*Exercise task*.
Scan the material that follows. Copy every line containing the word "font".

(Records from a dataset)
──────────────────────────────
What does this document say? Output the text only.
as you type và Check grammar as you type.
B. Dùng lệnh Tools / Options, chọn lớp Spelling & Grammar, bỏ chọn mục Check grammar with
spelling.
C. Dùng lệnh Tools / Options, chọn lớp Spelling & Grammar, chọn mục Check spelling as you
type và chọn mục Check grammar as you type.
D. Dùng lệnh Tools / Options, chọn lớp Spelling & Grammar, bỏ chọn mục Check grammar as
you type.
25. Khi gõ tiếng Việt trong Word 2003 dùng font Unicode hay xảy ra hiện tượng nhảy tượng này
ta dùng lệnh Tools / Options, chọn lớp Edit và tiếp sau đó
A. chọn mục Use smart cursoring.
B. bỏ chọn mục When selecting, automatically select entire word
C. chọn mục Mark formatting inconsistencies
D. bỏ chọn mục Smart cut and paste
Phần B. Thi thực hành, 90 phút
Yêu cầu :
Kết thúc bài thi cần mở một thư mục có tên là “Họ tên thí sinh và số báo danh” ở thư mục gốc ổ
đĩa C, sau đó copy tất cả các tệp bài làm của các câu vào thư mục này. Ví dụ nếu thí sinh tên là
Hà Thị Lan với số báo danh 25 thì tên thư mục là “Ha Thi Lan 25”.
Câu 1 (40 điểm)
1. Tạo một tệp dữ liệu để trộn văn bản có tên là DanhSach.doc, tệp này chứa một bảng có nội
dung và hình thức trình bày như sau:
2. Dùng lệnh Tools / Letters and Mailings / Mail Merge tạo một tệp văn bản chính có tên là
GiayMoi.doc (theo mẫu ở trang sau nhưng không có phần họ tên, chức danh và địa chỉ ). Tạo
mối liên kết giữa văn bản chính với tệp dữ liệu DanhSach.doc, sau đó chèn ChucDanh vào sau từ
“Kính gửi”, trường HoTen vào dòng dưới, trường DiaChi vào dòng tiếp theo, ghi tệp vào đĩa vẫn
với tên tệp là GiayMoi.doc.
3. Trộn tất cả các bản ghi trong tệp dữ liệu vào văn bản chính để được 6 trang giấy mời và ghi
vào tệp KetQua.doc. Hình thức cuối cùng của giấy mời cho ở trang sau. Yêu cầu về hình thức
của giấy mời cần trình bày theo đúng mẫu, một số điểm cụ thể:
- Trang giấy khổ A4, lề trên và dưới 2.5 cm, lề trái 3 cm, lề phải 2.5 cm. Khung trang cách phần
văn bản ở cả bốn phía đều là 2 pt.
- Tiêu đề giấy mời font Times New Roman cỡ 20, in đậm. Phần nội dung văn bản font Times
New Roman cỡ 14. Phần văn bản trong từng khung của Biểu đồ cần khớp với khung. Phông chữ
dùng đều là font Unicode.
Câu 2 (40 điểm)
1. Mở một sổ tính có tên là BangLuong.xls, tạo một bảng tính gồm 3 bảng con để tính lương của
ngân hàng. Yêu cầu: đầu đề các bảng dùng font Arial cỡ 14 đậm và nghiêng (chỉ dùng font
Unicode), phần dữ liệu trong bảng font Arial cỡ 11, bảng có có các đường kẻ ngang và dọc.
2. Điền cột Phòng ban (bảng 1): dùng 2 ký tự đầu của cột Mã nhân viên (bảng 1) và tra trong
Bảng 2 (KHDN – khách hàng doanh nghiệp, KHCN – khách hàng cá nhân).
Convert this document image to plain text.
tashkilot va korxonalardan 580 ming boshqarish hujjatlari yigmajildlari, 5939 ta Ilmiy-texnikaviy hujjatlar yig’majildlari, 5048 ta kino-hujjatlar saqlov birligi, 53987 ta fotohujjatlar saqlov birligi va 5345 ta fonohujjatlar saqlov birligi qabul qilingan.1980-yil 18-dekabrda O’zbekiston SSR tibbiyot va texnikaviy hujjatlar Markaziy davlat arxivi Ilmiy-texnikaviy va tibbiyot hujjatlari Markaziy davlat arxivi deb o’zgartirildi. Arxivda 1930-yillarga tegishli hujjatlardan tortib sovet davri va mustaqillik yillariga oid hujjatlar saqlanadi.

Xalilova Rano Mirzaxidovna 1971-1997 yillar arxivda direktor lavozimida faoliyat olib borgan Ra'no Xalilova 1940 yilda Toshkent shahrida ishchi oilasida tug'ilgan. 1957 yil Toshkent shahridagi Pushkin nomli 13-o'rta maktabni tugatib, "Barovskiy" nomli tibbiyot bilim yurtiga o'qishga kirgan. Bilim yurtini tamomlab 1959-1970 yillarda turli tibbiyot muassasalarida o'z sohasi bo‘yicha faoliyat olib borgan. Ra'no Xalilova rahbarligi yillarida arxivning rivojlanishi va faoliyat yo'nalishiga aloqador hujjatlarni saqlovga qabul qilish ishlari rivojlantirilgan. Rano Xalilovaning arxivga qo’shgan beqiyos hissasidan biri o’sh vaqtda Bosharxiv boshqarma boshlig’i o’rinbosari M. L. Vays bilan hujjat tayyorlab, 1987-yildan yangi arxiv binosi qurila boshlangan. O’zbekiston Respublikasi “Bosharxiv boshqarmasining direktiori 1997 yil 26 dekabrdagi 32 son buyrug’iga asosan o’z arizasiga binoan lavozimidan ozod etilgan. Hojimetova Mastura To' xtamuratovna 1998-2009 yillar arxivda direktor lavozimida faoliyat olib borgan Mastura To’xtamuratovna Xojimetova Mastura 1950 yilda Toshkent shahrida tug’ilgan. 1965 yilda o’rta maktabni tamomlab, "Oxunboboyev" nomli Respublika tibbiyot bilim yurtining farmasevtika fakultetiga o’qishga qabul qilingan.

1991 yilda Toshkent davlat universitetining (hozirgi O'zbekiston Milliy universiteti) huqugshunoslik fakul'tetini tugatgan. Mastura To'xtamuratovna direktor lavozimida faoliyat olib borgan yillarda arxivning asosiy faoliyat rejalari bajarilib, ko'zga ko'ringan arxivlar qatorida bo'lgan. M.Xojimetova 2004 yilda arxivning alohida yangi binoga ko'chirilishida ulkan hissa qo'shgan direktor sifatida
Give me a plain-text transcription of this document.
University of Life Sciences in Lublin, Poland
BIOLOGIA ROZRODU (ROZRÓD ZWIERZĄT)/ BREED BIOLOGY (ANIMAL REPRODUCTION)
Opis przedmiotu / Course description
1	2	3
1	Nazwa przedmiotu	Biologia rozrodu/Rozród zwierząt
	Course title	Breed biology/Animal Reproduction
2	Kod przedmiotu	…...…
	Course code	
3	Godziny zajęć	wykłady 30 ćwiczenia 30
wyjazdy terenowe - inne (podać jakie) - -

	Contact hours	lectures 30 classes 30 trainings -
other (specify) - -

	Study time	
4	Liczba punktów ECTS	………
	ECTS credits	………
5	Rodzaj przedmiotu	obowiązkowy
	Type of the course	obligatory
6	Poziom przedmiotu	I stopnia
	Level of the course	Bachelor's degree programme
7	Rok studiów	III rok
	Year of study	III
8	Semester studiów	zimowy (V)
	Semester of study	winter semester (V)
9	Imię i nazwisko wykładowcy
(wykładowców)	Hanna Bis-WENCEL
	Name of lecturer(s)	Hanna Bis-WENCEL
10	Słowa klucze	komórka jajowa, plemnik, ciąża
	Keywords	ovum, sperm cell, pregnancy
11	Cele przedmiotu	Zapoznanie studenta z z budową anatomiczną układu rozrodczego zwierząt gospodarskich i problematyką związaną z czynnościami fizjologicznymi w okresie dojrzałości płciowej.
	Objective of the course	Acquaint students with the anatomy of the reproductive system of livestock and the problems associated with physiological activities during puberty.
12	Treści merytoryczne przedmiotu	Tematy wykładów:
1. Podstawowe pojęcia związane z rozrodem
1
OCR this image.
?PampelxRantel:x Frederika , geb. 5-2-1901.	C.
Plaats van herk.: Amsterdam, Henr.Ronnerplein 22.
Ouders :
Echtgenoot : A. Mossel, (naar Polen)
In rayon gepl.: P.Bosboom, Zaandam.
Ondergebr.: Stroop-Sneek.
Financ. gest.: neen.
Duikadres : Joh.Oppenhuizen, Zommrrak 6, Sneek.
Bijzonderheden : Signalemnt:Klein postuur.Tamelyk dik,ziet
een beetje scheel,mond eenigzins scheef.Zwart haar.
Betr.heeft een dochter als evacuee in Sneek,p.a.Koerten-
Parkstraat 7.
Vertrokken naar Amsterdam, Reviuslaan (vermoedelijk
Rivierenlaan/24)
──────────────────────────────
*Answer for this exercise*.
25. Khi gõ tiếng Việt trong Word 2003 dùng font Unicode hay xảy ra hiện tượng nhảy tượng này
- Tiêu đề giấy mời font Times New Roman cỡ 20, in đậm. Phần nội dung văn bản font Times
dùng đều là font Unicode.
ngân hàng. Yêu cầu: đầu đề các bảng dùng font Arial cỡ 14 đậm và nghiêng (chỉ dùng font
Unicode), phần dữ liệu trong bảng font Arial cỡ 11, bảng có có các đường kẻ ngang và dọc.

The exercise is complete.